Stored records
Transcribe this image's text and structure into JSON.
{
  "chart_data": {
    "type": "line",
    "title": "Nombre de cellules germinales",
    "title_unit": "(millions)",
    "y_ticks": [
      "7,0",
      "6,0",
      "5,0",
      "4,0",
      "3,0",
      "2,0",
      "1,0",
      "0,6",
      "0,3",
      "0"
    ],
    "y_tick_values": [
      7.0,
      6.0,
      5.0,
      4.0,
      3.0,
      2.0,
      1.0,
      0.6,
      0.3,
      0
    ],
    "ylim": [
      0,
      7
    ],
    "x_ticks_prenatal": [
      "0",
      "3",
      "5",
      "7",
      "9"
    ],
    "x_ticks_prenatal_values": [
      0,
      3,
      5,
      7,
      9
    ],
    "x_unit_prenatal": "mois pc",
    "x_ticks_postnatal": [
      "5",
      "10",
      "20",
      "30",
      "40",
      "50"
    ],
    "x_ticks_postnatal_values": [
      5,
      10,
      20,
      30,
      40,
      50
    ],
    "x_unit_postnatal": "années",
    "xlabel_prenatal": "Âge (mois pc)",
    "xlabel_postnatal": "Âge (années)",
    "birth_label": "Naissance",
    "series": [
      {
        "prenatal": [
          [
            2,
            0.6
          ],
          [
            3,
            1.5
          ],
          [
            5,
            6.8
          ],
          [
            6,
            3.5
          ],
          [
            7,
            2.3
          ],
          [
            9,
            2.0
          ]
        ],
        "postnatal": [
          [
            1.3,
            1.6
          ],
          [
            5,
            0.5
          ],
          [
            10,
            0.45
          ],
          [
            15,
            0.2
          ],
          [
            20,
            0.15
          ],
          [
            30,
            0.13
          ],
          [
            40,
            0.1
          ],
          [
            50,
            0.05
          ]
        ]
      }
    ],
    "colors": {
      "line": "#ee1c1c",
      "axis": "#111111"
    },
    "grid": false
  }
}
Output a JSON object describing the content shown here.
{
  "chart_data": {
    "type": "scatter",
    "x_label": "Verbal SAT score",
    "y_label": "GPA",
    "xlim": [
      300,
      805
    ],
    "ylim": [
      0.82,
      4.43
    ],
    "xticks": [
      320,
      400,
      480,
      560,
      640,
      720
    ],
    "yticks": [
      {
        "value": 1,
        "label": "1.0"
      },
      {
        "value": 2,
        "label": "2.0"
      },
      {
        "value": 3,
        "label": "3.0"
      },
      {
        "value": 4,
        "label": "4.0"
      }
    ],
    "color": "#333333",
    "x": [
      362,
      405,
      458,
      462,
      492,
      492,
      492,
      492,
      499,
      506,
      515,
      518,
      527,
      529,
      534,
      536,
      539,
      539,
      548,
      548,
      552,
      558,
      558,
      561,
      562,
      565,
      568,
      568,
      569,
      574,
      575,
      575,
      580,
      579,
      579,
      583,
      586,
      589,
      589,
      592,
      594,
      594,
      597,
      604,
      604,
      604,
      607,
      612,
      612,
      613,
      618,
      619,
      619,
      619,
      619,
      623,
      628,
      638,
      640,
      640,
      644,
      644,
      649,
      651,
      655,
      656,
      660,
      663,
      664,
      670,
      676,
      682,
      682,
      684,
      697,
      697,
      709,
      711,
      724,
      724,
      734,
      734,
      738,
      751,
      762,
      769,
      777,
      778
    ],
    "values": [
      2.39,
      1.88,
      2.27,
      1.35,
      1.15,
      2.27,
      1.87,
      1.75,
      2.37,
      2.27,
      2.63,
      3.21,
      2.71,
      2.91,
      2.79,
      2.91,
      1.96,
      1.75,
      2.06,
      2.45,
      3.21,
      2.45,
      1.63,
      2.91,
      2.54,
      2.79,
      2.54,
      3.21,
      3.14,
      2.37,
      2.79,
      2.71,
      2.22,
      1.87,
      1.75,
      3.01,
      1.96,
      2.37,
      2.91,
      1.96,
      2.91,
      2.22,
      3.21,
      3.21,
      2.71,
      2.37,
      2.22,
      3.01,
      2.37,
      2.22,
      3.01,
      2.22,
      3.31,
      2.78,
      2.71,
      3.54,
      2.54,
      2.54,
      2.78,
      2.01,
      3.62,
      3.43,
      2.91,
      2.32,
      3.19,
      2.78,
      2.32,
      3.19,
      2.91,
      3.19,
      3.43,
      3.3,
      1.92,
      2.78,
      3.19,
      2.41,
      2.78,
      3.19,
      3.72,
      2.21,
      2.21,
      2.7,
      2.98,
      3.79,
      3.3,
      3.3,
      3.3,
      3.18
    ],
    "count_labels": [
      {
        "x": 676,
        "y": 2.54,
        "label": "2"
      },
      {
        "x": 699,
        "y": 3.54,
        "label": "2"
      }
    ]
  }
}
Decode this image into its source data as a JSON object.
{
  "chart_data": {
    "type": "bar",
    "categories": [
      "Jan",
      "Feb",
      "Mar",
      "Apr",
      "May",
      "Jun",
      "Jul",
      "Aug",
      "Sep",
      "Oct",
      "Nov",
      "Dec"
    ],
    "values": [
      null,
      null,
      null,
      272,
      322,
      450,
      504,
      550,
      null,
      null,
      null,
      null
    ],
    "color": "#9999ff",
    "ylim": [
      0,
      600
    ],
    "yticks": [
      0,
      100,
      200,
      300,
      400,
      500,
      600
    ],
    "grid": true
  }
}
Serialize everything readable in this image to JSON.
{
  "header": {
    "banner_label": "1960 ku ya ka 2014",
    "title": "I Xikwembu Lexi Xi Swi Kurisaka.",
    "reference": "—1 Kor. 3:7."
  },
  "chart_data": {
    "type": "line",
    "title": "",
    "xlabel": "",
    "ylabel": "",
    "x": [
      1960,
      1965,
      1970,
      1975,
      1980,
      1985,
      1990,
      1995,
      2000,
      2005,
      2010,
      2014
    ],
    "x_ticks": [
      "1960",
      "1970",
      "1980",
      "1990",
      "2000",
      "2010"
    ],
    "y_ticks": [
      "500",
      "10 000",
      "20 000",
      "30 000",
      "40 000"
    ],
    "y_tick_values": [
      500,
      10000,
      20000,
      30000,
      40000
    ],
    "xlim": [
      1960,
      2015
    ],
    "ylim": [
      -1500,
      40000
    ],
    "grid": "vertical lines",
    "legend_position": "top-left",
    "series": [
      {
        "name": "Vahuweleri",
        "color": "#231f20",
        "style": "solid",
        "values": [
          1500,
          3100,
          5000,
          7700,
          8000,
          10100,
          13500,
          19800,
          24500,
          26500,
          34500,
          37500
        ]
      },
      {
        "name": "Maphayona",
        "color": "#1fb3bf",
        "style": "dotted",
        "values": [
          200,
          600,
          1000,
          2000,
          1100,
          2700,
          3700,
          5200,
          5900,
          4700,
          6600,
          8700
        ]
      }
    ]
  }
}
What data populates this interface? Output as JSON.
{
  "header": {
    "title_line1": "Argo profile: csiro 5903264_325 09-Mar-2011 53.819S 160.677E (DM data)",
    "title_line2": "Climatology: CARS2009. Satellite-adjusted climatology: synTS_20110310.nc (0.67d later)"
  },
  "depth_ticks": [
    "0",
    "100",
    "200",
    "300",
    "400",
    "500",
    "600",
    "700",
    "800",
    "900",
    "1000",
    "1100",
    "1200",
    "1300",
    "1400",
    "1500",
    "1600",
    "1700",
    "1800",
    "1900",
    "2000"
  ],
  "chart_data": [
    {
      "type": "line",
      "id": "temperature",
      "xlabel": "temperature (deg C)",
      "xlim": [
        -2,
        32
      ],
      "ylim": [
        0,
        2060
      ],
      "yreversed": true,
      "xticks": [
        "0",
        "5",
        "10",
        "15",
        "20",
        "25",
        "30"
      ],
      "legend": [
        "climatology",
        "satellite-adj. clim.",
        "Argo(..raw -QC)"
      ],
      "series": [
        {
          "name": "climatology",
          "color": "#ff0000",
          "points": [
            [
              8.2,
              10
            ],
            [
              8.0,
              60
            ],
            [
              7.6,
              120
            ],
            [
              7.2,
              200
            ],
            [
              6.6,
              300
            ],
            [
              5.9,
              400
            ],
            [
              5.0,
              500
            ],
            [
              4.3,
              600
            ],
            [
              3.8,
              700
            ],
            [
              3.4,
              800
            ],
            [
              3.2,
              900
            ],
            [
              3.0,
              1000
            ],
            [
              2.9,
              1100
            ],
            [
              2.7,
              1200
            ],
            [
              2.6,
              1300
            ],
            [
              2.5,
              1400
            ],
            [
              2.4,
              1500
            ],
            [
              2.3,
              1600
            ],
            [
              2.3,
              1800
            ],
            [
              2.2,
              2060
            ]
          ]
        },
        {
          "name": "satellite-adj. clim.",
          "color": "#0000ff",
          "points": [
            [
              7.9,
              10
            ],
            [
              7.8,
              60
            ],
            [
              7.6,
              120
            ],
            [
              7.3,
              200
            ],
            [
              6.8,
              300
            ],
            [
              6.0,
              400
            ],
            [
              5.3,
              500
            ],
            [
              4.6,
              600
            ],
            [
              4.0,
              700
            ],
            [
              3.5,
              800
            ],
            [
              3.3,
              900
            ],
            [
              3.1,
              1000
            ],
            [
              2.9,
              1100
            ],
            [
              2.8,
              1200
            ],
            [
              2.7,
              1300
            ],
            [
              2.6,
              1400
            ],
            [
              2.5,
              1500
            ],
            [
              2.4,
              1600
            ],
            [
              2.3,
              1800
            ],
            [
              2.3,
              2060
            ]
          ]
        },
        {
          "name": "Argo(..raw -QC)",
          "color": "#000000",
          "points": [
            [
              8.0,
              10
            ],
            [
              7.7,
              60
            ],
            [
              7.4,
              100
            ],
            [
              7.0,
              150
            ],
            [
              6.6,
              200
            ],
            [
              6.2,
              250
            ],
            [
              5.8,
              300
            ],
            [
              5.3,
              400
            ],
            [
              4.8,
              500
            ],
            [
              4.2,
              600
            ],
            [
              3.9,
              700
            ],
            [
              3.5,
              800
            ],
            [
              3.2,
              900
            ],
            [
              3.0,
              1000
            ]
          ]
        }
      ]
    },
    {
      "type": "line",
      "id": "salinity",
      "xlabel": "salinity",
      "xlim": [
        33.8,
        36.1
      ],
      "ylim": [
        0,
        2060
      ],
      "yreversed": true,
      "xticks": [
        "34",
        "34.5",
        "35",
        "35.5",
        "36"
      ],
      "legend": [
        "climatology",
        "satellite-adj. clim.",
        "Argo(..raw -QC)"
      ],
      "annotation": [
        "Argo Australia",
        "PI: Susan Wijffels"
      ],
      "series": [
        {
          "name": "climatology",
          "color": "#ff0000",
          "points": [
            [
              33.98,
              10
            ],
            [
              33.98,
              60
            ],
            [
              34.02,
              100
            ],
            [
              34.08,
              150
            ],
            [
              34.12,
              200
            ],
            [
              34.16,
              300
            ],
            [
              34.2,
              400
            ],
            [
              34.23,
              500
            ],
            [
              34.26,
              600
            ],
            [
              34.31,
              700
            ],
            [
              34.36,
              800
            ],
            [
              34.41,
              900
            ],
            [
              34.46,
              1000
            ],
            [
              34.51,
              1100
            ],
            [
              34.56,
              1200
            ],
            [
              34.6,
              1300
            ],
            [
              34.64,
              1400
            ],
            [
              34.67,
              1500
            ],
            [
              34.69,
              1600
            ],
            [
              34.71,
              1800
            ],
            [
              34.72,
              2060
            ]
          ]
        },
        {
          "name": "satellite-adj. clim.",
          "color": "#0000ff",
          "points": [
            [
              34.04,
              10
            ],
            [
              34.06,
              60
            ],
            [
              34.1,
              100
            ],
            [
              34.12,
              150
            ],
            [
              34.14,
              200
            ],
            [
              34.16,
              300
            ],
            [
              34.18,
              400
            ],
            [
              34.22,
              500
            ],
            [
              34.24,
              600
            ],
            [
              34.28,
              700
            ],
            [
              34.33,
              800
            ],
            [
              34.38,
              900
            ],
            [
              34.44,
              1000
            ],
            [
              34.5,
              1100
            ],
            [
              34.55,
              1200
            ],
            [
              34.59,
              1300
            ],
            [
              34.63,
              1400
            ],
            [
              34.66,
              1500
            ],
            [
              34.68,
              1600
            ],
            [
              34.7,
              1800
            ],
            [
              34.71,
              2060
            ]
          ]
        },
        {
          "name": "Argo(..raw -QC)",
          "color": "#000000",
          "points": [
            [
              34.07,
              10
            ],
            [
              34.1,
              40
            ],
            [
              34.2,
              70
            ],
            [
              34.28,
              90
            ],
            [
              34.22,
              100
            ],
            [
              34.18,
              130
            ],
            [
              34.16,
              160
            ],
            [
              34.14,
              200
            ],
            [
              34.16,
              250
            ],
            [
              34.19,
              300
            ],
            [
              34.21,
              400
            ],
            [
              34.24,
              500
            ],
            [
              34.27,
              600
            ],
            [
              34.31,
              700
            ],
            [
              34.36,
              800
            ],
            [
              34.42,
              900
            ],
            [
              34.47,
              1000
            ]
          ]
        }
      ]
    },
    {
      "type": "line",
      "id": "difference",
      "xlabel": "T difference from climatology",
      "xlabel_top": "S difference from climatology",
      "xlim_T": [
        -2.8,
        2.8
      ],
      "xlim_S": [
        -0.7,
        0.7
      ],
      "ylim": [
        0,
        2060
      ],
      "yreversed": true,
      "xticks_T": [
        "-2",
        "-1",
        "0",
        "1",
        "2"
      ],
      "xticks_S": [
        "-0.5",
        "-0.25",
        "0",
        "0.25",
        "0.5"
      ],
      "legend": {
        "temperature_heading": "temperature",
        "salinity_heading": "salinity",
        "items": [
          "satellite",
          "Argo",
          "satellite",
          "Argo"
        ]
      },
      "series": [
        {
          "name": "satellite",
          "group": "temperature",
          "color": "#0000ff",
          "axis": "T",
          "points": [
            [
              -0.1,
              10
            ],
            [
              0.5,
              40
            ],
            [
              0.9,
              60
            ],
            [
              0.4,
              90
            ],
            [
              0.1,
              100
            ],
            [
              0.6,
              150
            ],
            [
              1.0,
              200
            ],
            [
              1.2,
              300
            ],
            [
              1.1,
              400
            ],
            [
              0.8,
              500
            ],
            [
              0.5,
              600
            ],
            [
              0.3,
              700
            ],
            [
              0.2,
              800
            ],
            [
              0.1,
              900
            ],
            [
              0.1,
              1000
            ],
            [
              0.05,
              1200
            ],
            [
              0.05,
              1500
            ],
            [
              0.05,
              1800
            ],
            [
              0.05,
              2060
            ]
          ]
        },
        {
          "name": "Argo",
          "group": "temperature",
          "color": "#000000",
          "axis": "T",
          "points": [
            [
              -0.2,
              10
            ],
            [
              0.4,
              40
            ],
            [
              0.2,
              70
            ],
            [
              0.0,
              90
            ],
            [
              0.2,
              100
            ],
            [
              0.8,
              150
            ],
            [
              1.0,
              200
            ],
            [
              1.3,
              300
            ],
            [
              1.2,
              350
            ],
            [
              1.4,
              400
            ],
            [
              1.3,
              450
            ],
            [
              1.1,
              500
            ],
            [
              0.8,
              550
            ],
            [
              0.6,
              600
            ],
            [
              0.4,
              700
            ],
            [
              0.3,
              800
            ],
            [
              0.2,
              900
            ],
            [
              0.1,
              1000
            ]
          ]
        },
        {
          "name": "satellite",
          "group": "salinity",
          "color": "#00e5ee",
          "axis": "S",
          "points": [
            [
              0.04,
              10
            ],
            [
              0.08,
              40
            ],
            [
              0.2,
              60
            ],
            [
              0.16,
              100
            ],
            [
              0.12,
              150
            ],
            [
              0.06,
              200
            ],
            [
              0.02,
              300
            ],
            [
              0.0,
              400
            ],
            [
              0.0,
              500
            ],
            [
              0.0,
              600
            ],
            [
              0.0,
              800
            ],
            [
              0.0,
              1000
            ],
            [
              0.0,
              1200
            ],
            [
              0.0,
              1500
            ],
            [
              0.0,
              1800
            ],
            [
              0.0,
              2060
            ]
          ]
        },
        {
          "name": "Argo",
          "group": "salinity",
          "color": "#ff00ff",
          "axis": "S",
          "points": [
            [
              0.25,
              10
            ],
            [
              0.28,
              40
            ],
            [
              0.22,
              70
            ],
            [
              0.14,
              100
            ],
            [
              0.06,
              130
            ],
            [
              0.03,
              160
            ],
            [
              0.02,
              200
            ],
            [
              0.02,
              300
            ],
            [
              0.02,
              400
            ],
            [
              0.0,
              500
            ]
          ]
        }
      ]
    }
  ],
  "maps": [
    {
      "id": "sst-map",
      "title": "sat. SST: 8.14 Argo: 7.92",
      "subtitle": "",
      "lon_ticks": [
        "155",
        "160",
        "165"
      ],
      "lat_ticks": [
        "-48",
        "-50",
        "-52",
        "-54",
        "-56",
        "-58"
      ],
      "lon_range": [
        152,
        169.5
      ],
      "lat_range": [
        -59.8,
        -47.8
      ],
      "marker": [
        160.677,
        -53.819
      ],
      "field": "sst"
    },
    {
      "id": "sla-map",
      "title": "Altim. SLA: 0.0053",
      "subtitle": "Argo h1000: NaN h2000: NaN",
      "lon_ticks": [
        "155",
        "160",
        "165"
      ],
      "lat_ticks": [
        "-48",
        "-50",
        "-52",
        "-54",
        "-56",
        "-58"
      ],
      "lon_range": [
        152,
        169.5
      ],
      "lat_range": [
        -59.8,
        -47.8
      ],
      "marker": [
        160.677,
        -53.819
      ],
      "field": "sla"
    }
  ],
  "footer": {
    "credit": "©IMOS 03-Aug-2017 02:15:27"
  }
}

● Aim of the task
Out of the material above, gather each line where "image" appears.

● Solution to this problem
Transcribe this image's text and structure into JSON.
Decode this image into its source data as a JSON object.
Serialize everything readable in this image to JSON.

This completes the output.